[Stored records]
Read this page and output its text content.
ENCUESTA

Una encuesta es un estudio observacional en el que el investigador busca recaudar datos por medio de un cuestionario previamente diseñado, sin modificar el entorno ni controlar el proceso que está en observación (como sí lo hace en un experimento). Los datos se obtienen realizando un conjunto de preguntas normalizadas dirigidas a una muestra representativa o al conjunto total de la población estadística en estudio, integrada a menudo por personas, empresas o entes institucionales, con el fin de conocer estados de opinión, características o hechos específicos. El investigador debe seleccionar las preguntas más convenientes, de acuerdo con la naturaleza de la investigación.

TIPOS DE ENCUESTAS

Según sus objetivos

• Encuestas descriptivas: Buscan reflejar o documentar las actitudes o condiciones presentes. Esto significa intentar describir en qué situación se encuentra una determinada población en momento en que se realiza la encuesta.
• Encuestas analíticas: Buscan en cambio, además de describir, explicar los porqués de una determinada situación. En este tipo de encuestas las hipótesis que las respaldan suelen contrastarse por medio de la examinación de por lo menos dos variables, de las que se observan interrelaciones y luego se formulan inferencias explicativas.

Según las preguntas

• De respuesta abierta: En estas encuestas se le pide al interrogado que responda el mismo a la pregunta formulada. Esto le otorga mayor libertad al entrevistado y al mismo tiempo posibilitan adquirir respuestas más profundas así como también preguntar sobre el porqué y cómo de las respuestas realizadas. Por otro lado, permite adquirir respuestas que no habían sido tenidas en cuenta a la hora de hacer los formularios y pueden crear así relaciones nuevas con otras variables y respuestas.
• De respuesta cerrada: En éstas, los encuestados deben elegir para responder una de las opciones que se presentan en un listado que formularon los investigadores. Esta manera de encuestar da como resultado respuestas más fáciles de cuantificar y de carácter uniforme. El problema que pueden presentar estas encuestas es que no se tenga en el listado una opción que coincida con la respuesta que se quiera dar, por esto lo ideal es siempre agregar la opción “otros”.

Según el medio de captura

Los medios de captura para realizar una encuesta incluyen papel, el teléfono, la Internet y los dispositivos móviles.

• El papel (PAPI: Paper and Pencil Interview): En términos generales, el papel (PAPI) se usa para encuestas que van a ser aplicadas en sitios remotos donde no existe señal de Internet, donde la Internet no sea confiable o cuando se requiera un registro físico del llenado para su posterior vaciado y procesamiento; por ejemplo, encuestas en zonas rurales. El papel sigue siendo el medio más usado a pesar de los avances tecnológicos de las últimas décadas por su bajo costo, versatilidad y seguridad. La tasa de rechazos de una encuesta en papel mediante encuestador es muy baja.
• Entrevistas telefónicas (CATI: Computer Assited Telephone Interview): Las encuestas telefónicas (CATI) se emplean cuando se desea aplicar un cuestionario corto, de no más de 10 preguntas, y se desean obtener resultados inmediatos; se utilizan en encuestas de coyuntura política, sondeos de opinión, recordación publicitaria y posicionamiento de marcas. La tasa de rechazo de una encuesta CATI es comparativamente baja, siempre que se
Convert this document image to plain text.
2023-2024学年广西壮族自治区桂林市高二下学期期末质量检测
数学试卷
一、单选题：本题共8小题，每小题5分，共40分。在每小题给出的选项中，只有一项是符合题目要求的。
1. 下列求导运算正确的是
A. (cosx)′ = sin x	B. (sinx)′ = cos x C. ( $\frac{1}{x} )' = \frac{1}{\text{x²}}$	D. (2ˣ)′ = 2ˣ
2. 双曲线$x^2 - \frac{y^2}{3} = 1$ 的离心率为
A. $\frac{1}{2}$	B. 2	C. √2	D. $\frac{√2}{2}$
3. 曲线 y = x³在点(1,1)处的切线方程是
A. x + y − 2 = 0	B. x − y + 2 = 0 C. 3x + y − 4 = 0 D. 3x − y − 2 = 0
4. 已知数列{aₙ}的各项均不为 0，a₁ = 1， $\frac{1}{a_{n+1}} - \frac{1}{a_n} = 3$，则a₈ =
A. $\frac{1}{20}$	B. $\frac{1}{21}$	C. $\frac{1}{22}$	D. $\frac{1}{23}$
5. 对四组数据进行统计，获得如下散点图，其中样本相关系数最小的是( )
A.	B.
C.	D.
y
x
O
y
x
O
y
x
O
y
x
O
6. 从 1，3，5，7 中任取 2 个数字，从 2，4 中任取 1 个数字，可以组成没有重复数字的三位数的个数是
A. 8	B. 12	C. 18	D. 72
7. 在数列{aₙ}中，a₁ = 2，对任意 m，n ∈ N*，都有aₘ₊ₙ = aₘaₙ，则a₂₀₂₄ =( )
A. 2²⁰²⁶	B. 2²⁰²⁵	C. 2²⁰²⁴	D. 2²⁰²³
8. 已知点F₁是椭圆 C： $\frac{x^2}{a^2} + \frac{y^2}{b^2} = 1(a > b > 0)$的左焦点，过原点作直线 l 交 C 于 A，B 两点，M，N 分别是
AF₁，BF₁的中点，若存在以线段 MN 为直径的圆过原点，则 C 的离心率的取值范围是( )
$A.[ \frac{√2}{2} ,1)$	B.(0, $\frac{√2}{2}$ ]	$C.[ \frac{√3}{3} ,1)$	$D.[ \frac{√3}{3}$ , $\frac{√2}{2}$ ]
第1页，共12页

WHAT TO PRODUCE:
Please return the data above exactly as given.

EXERCISE SOLUTION:
Read this page and output its text content.
ENCUESTA

Una encuesta es un estudio observacional en el que el investigador busca recaudar datos por medio de un cuestionario previamente diseñado, sin modificar el entorno ni controlar el proceso que está en observación (como sí lo hace en un experimento). Los datos se obtienen realizando un conjunto de preguntas normalizadas dirigidas a una muestra representativa o al conjunto total de la población estadística en estudio, integrada a menudo por personas, empresas o entes institucionales, con el fin de conocer estados de opinión, características o hechos específicos. El investigador debe seleccionar las preguntas más convenientes, de acuerdo con la naturaleza de la investigación.

TIPOS DE ENCUESTAS

Según sus objetivos

• Encuestas descriptivas: Buscan reflejar o documentar las actitudes o condiciones presentes. Esto significa intentar describir en qué situación se encuentra una determinada población en momento en que se realiza la encuesta.
• Encuestas analíticas: Buscan en cambio, además de describir, explicar los porqués de una determinada situación. En este tipo de encuestas las hipótesis que las respaldan suelen contrastarse por medio de la examinación de por lo menos dos variables, de las que se observan interrelaciones y luego se formulan inferencias explicativas.

Según las preguntas

• De respuesta abierta: En estas encuestas se le pide al interrogado que responda el mismo a la pregunta formulada. Esto le otorga mayor libertad al entrevistado y al mismo tiempo posibilitan adquirir respuestas más profundas así como también preguntar sobre el porqué y cómo de las respuestas realizadas. Por otro lado, permite adquirir respuestas que no habían sido tenidas en cuenta a la hora de hacer los formularios y pueden crear así relaciones nuevas con otras variables y respuestas.
• De respuesta cerrada: En éstas, los encuestados deben elegir para responder una de las opciones que se presentan en un listado que formularon los investigadores. Esta manera de encuestar da como resultado respuestas más fáciles de cuantificar y de carácter uniforme. El problema que pueden presentar estas encuestas es que no se tenga en el listado una opción que coincida con la respuesta que se quiera dar, por esto lo ideal es siempre agregar la opción “otros”.

Según el medio de captura

Los medios de captura para realizar una encuesta incluyen papel, el teléfono, la Internet y los dispositivos móviles.

• El papel (PAPI: Paper and Pencil Interview): En términos generales, el papel (PAPI) se usa para encuestas que van a ser aplicadas en sitios remotos donde no existe señal de Internet, donde la Internet no sea confiable o cuando se requiera un registro físico del llenado para su posterior vaciado y procesamiento; por ejemplo, encuestas en zonas rurales. El papel sigue siendo el medio más usado a pesar de los avances tecnológicos de las últimas décadas por su bajo costo, versatilidad y seguridad. La tasa de rechazos de una encuesta en papel mediante encuestador es muy baja.
• Entrevistas telefónicas (CATI: Computer Assited Telephone Interview): Las encuestas telefónicas (CATI) se emplean cuando se desea aplicar un cuestionario corto, de no más de 10 preguntas, y se desean obtener resultados inmediatos; se utilizan en encuestas de coyuntura política, sondeos de opinión, recordación publicitaria y posicionamiento de marcas. La tasa de rechazo de una encuesta CATI es comparativamente baja, siempre que se
Convert this document image to plain text.
2023-2024学年广西壮族自治区桂林市高二下学期期末质量检测
数学试卷
一、单选题：本题共8小题，每小题5分，共40分。在每小题给出的选项中，只有一项是符合题目要求的。
1. 下列求导运算正确的是
A. (cosx)′ = sin x	B. (sinx)′ = cos x C. ( $\frac{1}{x} )' = \frac{1}{\text{x²}}$	D. (2ˣ)′ = 2ˣ
2. 双曲线$x^2 - \frac{y^2}{3} = 1$ 的离心率为
A. $\frac{1}{2}$	B. 2	C. √2	D. $\frac{√2}{2}$
3. 曲线 y = x³在点(1,1)处的切线方程是
A. x + y − 2 = 0	B. x − y + 2 = 0 C. 3x + y − 4 = 0 D. 3x − y − 2 = 0
4. 已知数列{aₙ}的各项均不为 0，a₁ = 1， $\frac{1}{a_{n+1}} - \frac{1}{a_n} = 3$，则a₈ =
A. $\frac{1}{20}$	B. $\frac{1}{21}$	C. $\frac{1}{22}$	D. $\frac{1}{23}$
5. 对四组数据进行统计，获得如下散点图，其中样本相关系数最小的是( )
A.	B.
C.	D.
y
x
O
y
x
O
y
x
O
y
x
O
6. 从 1，3，5，7 中任取 2 个数字，从 2，4 中任取 1 个数字，可以组成没有重复数字的三位数的个数是
A. 8	B. 12	C. 18	D. 72
7. 在数列{aₙ}中，a₁ = 2，对任意 m，n ∈ N*，都有aₘ₊ₙ = aₘaₙ，则a₂₀₂₄ =( )
A. 2²⁰²⁶	B. 2²⁰²⁵	C. 2²⁰²⁴	D. 2²⁰²³
8. 已知点F₁是椭圆 C： $\frac{x^2}{a^2} + \frac{y^2}{b^2} = 1(a > b > 0)$的左焦点，过原点作直线 l 交 C 于 A，B 两点，M，N 分别是
AF₁，BF₁的中点，若存在以线段 MN 为直径的圆过原点，则 C 的离心率的取值范围是( )
$A.[ \frac{√2}{2} ,1)$	B.(0, $\frac{√2}{2}$ ]	$C.[ \frac{√3}{3} ,1)$	$D.[ \frac{√3}{3}$ , $\frac{√2}{2}$ ]
第1页，共12页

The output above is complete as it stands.